__Exercise__. Print the data exactly, leaving nothing out.

Start Supplied material

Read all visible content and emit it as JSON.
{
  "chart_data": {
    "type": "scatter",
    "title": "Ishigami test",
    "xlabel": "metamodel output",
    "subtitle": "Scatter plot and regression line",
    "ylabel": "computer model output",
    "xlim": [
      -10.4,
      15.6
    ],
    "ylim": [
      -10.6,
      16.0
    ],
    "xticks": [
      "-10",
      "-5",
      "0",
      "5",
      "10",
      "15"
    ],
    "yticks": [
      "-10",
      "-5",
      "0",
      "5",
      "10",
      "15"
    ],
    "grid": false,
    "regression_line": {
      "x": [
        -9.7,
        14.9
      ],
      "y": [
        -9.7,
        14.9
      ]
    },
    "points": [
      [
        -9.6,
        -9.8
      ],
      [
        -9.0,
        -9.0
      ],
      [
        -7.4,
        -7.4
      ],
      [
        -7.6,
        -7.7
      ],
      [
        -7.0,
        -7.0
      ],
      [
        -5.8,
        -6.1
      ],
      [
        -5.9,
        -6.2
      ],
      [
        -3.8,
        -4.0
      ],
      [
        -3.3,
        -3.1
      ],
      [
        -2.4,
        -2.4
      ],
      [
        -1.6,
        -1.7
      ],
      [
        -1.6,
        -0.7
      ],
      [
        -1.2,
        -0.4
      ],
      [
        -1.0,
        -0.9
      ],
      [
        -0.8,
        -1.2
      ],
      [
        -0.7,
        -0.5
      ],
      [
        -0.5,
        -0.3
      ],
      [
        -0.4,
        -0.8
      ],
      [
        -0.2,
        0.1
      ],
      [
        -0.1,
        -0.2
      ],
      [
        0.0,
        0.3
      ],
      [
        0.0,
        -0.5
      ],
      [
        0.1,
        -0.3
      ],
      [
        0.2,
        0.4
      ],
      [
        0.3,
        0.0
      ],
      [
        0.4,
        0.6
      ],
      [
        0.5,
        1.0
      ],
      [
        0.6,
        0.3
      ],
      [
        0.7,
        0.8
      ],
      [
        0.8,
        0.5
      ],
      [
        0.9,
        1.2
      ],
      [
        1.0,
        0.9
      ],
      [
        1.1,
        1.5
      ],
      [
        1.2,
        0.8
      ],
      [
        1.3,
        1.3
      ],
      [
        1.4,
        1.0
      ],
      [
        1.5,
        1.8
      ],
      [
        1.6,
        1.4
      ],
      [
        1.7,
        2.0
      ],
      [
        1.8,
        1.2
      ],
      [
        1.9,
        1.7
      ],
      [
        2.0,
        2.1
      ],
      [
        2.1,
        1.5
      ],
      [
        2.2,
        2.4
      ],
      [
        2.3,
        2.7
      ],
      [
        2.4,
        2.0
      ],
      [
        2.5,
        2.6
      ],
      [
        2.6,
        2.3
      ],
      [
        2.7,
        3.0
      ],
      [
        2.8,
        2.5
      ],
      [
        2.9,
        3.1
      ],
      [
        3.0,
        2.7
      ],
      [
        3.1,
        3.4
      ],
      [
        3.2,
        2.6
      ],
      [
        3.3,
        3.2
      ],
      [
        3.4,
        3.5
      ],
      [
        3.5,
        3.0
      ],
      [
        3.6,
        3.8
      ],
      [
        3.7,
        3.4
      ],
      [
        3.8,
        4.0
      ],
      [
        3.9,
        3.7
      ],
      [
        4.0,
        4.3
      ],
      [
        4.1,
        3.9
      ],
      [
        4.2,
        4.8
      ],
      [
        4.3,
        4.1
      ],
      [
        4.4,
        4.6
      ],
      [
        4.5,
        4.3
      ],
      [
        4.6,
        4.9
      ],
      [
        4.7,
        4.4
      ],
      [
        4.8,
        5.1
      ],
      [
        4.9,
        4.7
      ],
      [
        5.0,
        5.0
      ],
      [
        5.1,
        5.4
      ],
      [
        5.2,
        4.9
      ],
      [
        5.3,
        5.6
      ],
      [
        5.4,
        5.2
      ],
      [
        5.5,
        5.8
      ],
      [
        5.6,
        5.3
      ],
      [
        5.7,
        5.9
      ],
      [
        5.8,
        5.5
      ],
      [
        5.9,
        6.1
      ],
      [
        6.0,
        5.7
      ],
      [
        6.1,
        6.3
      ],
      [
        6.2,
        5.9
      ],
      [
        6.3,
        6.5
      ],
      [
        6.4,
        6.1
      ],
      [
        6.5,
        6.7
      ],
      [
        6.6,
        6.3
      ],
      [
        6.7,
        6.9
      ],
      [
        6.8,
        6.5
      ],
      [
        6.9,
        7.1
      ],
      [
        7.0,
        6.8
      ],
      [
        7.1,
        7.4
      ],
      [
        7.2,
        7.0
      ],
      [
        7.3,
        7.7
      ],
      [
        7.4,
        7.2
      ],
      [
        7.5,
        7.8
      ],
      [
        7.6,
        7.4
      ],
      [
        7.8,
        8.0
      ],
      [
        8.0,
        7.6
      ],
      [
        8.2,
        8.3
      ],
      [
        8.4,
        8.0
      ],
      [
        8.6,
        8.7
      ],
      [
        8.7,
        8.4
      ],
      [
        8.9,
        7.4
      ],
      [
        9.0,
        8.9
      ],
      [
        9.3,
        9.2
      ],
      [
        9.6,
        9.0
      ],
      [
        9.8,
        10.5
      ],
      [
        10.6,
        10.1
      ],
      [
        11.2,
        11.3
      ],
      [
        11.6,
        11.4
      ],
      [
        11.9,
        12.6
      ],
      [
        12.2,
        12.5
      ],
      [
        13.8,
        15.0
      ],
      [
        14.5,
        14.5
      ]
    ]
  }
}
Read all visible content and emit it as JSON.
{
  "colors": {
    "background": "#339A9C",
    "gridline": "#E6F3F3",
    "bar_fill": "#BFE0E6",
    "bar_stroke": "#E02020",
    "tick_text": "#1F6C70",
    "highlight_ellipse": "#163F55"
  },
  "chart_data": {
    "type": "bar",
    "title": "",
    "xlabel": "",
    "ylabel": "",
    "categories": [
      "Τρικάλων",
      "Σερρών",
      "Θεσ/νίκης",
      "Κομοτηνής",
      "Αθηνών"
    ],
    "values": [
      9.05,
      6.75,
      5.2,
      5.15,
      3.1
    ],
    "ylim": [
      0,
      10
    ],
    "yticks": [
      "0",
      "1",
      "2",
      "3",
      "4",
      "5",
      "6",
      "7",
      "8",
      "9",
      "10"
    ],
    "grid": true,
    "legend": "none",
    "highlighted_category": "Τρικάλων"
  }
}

End Supplied material

__Full solution__.
Read all visible content and emit it as JSON.
{
  "chart_data": {
    "type": "scatter",
    "title": "Ishigami test",
    "xlabel": "metamodel output",
    "subtitle": "Scatter plot and regression line",
    "ylabel": "computer model output",
    "xlim": [
      -10.4,
      15.6
    ],
    "ylim": [
      -10.6,
      16.0
    ],
    "xticks": [
      "-10",
      "-5",
      "0",
      "5",
      "10",
      "15"
    ],
    "yticks": [
      "-10",
      "-5",
      "0",
      "5",
      "10",
      "15"
    ],
    "grid": false,
    "regression_line": {
      "x": [
        -9.7,
        14.9
      ],
      "y": [
        -9.7,
        14.9
      ]
    },
    "points": [
      [
        -9.6,
        -9.8
      ],
      [
        -9.0,
        -9.0
      ],
      [
        -7.4,
        -7.4
      ],
      [
        -7.6,
        -7.7
      ],
      [
        -7.0,
        -7.0
      ],
      [
        -5.8,
        -6.1
      ],
      [
        -5.9,
        -6.2
      ],
      [
        -3.8,
        -4.0
      ],
      [
        -3.3,
        -3.1
      ],
      [
        -2.4,
        -2.4
      ],
      [
        -1.6,
        -1.7
      ],
      [
        -1.6,
        -0.7
      ],
      [
        -1.2,
        -0.4
      ],
      [
        -1.0,
        -0.9
      ],
      [
        -0.8,
        -1.2
      ],
      [
        -0.7,
        -0.5
      ],
      [
        -0.5,
        -0.3
      ],
      [
        -0.4,
        -0.8
      ],
      [
        -0.2,
        0.1
      ],
      [
        -0.1,
        -0.2
      ],
      [
        0.0,
        0.3
      ],
      [
        0.0,
        -0.5
      ],
      [
        0.1,
        -0.3
      ],
      [
        0.2,
        0.4
      ],
      [
        0.3,
        0.0
      ],
      [
        0.4,
        0.6
      ],
      [
        0.5,
        1.0
      ],
      [
        0.6,
        0.3
      ],
      [
        0.7,
        0.8
      ],
      [
        0.8,
        0.5
      ],
      [
        0.9,
        1.2
      ],
      [
        1.0,
        0.9
      ],
      [
        1.1,
        1.5
      ],
      [
        1.2,
        0.8
      ],
      [
        1.3,
        1.3
      ],
      [
        1.4,
        1.0
      ],
      [
        1.5,
        1.8
      ],
      [
        1.6,
        1.4
      ],
      [
        1.7,
        2.0
      ],
      [
        1.8,
        1.2
      ],
      [
        1.9,
        1.7
      ],
      [
        2.0,
        2.1
      ],
      [
        2.1,
        1.5
      ],
      [
        2.2,
        2.4
      ],
      [
        2.3,
        2.7
      ],
      [
        2.4,
        2.0
      ],
      [
        2.5,
        2.6
      ],
      [
        2.6,
        2.3
      ],
      [
        2.7,
        3.0
      ],
      [
        2.8,
        2.5
      ],
      [
        2.9,
        3.1
      ],
      [
        3.0,
        2.7
      ],
      [
        3.1,
        3.4
      ],
      [
        3.2,
        2.6
      ],
      [
        3.3,
        3.2
      ],
      [
        3.4,
        3.5
      ],
      [
        3.5,
        3.0
      ],
      [
        3.6,
        3.8
      ],
      [
        3.7,
        3.4
      ],
      [
        3.8,
        4.0
      ],
      [
        3.9,
        3.7
      ],
      [
        4.0,
        4.3
      ],
      [
        4.1,
        3.9
      ],
      [
        4.2,
        4.8
      ],
      [
        4.3,
        4.1
      ],
      [
        4.4,
        4.6
      ],
      [
        4.5,
        4.3
      ],
      [
        4.6,
        4.9
      ],
      [
        4.7,
        4.4
      ],
      [
        4.8,
        5.1
      ],
      [
        4.9,
        4.7
      ],
      [
        5.0,
        5.0
      ],
      [
        5.1,
        5.4
      ],
      [
        5.2,
        4.9
      ],
      [
        5.3,
        5.6
      ],
      [
        5.4,
        5.2
      ],
      [
        5.5,
        5.8
      ],
      [
        5.6,
        5.3
      ],
      [
        5.7,
        5.9
      ],
      [
        5.8,
        5.5
      ],
      [
        5.9,
        6.1
      ],
      [
        6.0,
        5.7
      ],
      [
        6.1,
        6.3
      ],
      [
        6.2,
        5.9
      ],
      [
        6.3,
        6.5
      ],
      [
        6.4,
        6.1
      ],
      [
        6.5,
        6.7
      ],
      [
        6.6,
        6.3
      ],
      [
        6.7,
        6.9
      ],
      [
        6.8,
        6.5
      ],
      [
        6.9,
        7.1
      ],
      [
        7.0,
        6.8
      ],
      [
        7.1,
        7.4
      ],
      [
        7.2,
        7.0
      ],
      [
        7.3,
        7.7
      ],
      [
        7.4,
        7.2
      ],
      [
        7.5,
        7.8
      ],
      [
        7.6,
        7.4
      ],
      [
        7.8,
        8.0
      ],
      [
        8.0,
        7.6
      ],
      [
        8.2,
        8.3
      ],
      [
        8.4,
        8.0
      ],
      [
        8.6,
        8.7
      ],
      [
        8.7,
        8.4
      ],
      [
        8.9,
        7.4
      ],
      [
        9.0,
        8.9
      ],
      [
        9.3,
        9.2
      ],
      [
        9.6,
        9.0
      ],
      [
        9.8,
        10.5
      ],
      [
        10.6,
        10.1
      ],
      [
        11.2,
        11.3
      ],
      [
        11.6,
        11.4
      ],
      [
        11.9,
        12.6
      ],
      [
        12.2,
        12.5
      ],
      [
        13.8,
        15.0
      ],
      [
        14.5,
        14.5
      ]
    ]
  }
}
Read all visible content and emit it as JSON.
{
  "colors": {
    "background": "#339A9C",
    "gridline": "#E6F3F3",
    "bar_fill": "#BFE0E6",
    "bar_stroke": "#E02020",
    "tick_text": "#1F6C70",
    "highlight_ellipse": "#163F55"
  },
  "chart_data": {
    "type": "bar",
    "title": "",
    "xlabel": "",
    "ylabel": "",
    "categories": [
      "Τρικάλων",
      "Σερρών",
      "Θεσ/νίκης",
      "Κομοτηνής",
      "Αθηνών"
    ],
    "values": [
      9.05,
      6.75,
      5.2,
      5.15,
      3.1
    ],
    "ylim": [
      0,
      10
    ],
    "yticks": [
      "0",
      "1",
      "2",
      "3",
      "4",
      "5",
      "6",
      "7",
      "8",
      "9",
      "10"
    ],
    "grid": true,
    "legend": "none",
    "highlighted_category": "Τρικάλων"
  }
}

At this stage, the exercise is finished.